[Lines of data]
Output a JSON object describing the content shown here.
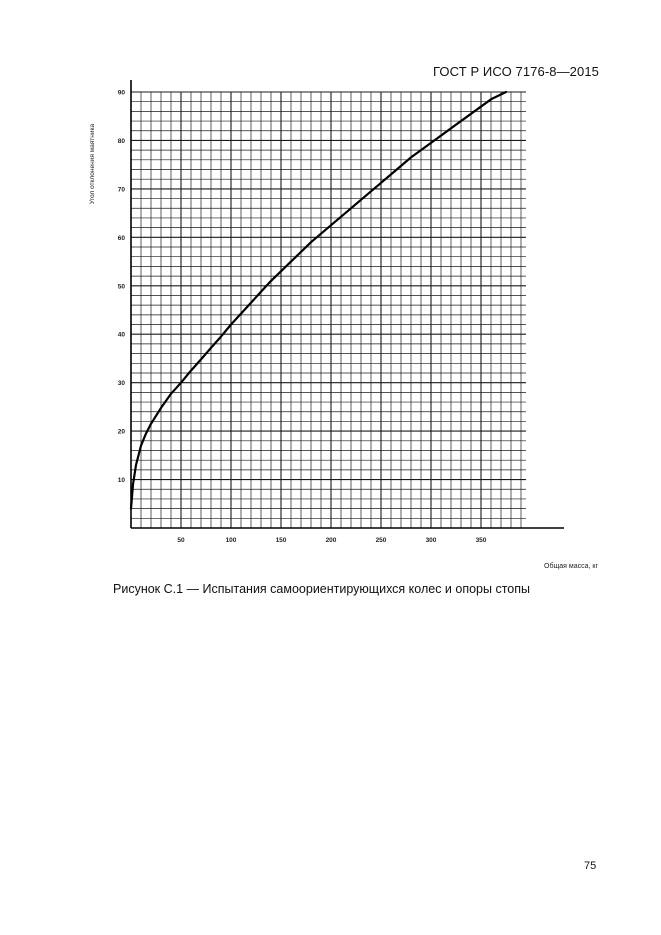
{
  "header": {
    "doc_id": "ГОСТ Р ИСО 7176-8—2015"
  },
  "figure": {
    "caption": "Рисунок С.1 — Испытания самоориентирующихся колес и опоры стопы"
  },
  "page": {
    "number": "75"
  },
  "chart_data": {
    "type": "line",
    "xlabel": "Общая масса, кг",
    "ylabel": "Угол отклонения маятника",
    "xlim": [
      0,
      395
    ],
    "ylim": [
      0,
      90
    ],
    "x_ticks": [
      50,
      100,
      150,
      200,
      250,
      300,
      350
    ],
    "y_ticks": [
      10,
      20,
      30,
      40,
      50,
      60,
      70,
      80,
      90
    ],
    "grid": true,
    "series": [
      {
        "x": [
          0,
          2,
          5,
          10,
          15,
          20,
          30,
          40,
          50,
          60,
          70,
          80,
          90,
          100,
          120,
          140,
          160,
          180,
          200,
          220,
          240,
          260,
          280,
          300,
          320,
          340,
          360,
          375
        ],
        "y": [
          4,
          9,
          13,
          17,
          19.5,
          21.5,
          24.8,
          27.7,
          30,
          32.5,
          34.8,
          37.2,
          39.5,
          42,
          46.5,
          51,
          55,
          59,
          62.5,
          66,
          69.5,
          73,
          76.5,
          79.5,
          82.5,
          85.5,
          88.5,
          90
        ]
      }
    ]
  }
}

■ Exercise requirements: Reproduce the material in its entirety and word for word, without the pictures.

■ Solution:
Output a JSON object describing the content shown here.
{
  "header": {
    "doc_id": "ГОСТ Р ИСО 7176-8—2015"
  },
  "figure": {
    "caption": "Рисунок С.1 — Испытания самоориентирующихся колес и опоры стопы"
  },
  "page": {
    "number": "75"
  },
  "chart_data": {
    "type": "line",
    "xlabel": "Общая масса, кг",
    "ylabel": "Угол отклонения маятника",
    "xlim": [
      0,
      395
    ],
    "ylim": [
      0,
      90
    ],
    "x_ticks": [
      50,
      100,
      150,
      200,
      250,
      300,
      350
    ],
    "y_ticks": [
      10,
      20,
      30,
      40,
      50,
      60,
      70,
      80,
      90
    ],
    "grid": true,
    "series": [
      {
        "x": [
          0,
          2,
          5,
          10,
          15,
          20,
          30,
          40,
          50,
          60,
          70,
          80,
          90,
          100,
          120,
          140,
          160,
          180,
          200,
          220,
          240,
          260,
          280,
          300,
          320,
          340,
          360,
          375
        ],
        "y": [
          4,
          9,
          13,
          17,
          19.5,
          21.5,
          24.8,
          27.7,
          30,
          32.5,
          34.8,
          37.2,
          39.5,
          42,
          46.5,
          51,
          55,
          59,
          62.5,
          66,
          69.5,
          73,
          76.5,
          79.5,
          82.5,
          85.5,
          88.5,
          90
        ]
      }
    ]
  }
}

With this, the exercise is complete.